■ STATED PROBLEM
Format the lines from the line containing "Localize each UI" to the line containing "Segment this screenshot: for", both included, as a numbered list with blank lines omitted, and keep the pictures out of your answer.

■ SUPPLIED MATERIAL
* Begin *

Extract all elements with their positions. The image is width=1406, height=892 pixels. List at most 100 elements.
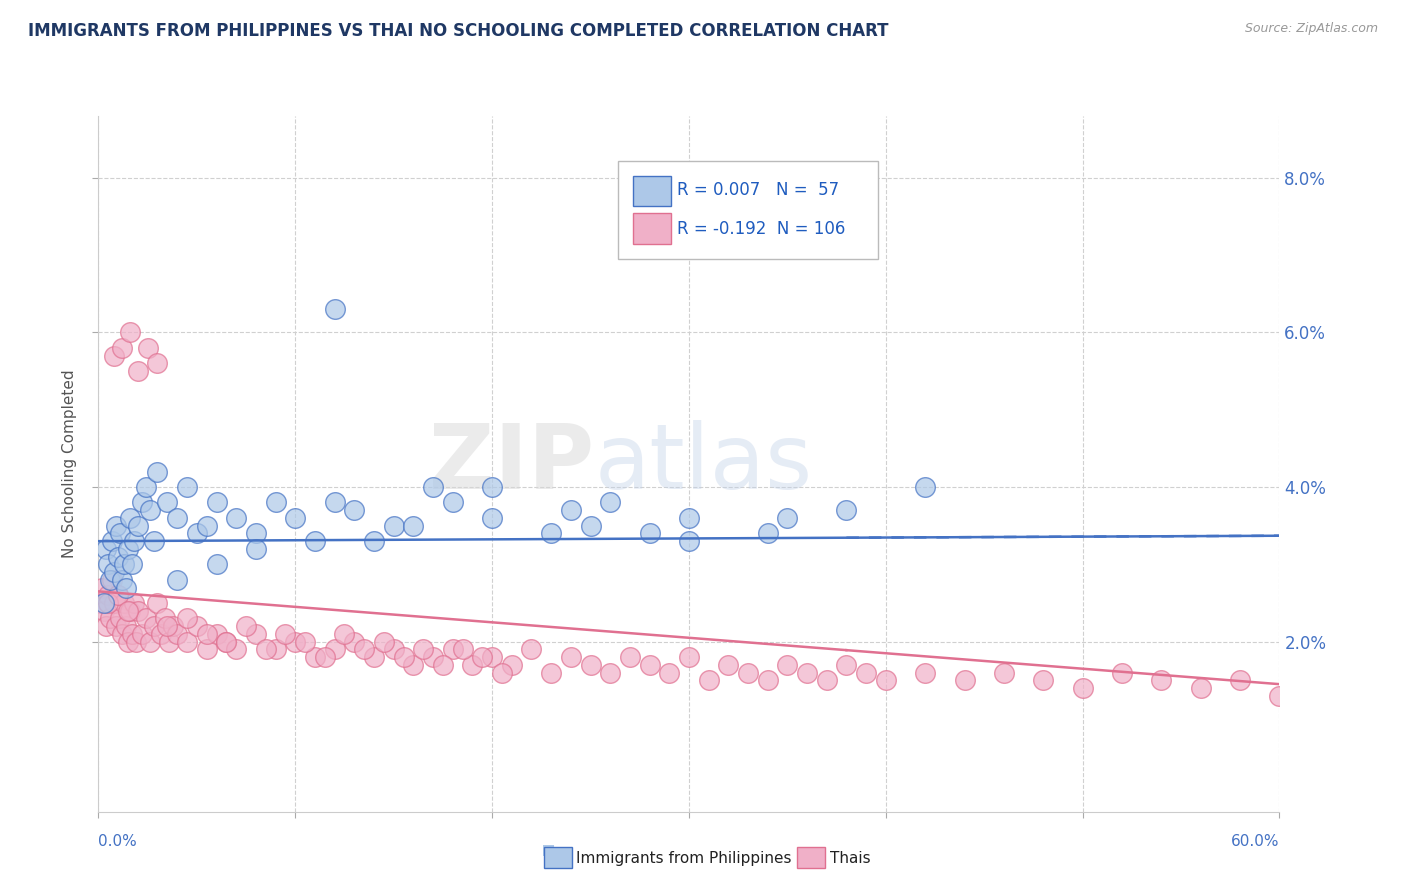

* End *
* Begin *

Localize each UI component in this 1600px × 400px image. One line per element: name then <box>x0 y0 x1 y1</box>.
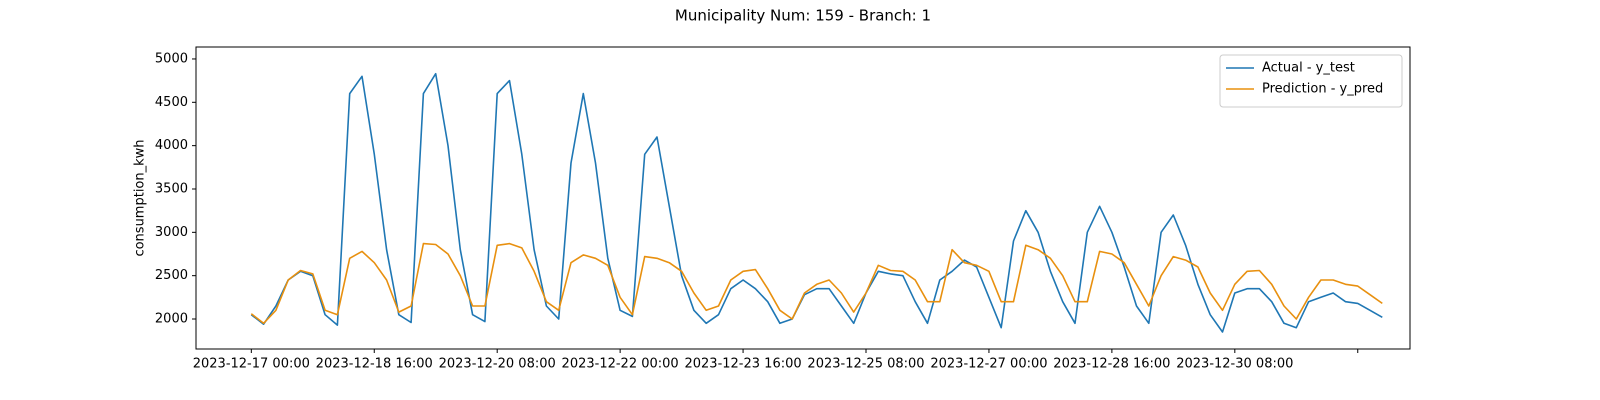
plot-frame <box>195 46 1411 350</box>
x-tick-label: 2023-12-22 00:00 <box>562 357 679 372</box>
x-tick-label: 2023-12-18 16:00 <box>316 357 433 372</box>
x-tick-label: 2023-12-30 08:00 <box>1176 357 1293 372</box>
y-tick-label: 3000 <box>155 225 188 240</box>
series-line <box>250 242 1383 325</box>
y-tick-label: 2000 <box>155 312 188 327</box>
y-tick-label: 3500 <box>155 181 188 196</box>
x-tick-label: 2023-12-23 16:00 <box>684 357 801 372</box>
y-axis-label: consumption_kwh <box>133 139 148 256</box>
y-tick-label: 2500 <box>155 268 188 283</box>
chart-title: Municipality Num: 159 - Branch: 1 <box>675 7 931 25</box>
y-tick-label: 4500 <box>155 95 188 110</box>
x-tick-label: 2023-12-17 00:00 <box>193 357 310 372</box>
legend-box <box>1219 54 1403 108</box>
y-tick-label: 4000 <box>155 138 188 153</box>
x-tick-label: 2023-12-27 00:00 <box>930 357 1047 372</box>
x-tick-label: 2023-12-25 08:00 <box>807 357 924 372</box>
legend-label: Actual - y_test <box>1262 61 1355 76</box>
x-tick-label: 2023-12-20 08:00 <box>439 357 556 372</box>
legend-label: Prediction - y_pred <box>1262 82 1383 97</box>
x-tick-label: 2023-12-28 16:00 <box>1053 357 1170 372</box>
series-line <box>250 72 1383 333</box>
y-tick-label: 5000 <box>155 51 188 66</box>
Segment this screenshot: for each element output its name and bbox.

* End *

■ TASK RESULT
1. Localize each UI component in this 1600px × 400px image. One line per element: name then <box>x0 y0 x1 y1</box>.
2. plot-frame <box>195 46 1411 350</box>
3. x-tick-label: 2023-12-22 00:00 <box>562 357 679 372</box>
4. x-tick-label: 2023-12-18 16:00 <box>316 357 433 372</box>
5. x-tick-label: 2023-12-30 08:00 <box>1176 357 1293 372</box>
6. y-tick-label: 3000 <box>155 225 188 240</box>
7. series-line <box>250 242 1383 325</box>
8. y-tick-label: 2000 <box>155 312 188 327</box>
9. y-tick-label: 3500 <box>155 181 188 196</box>
10. x-tick-label: 2023-12-23 16:00 <box>684 357 801 372</box>
11. y-axis-label: consumption_kwh <box>133 139 148 256</box>
12. y-tick-label: 2500 <box>155 268 188 283</box>
13. chart-title: Municipality Num: 159 - Branch: 1 <box>675 7 931 25</box>
14. y-tick-label: 4500 <box>155 95 188 110</box>
15. x-tick-label: 2023-12-17 00:00 <box>193 357 310 372</box>
16. legend-box <box>1219 54 1403 108</box>
17. y-tick-label: 4000 <box>155 138 188 153</box>
18. x-tick-label: 2023-12-27 00:00 <box>930 357 1047 372</box>
19. x-tick-label: 2023-12-25 08:00 <box>807 357 924 372</box>
20. legend-label: Actual - y_test <box>1262 61 1355 76</box>
21. x-tick-label: 2023-12-20 08:00 <box>439 357 556 372</box>
22. legend-label: Prediction - y_pred <box>1262 82 1383 97</box>
23. x-tick-label: 2023-12-28 16:00 <box>1053 357 1170 372</box>
24. series-line <box>250 72 1383 333</box>
25. y-tick-label: 5000 <box>155 51 188 66</box>
26. Segment this screenshot: for each element output its name and bbox.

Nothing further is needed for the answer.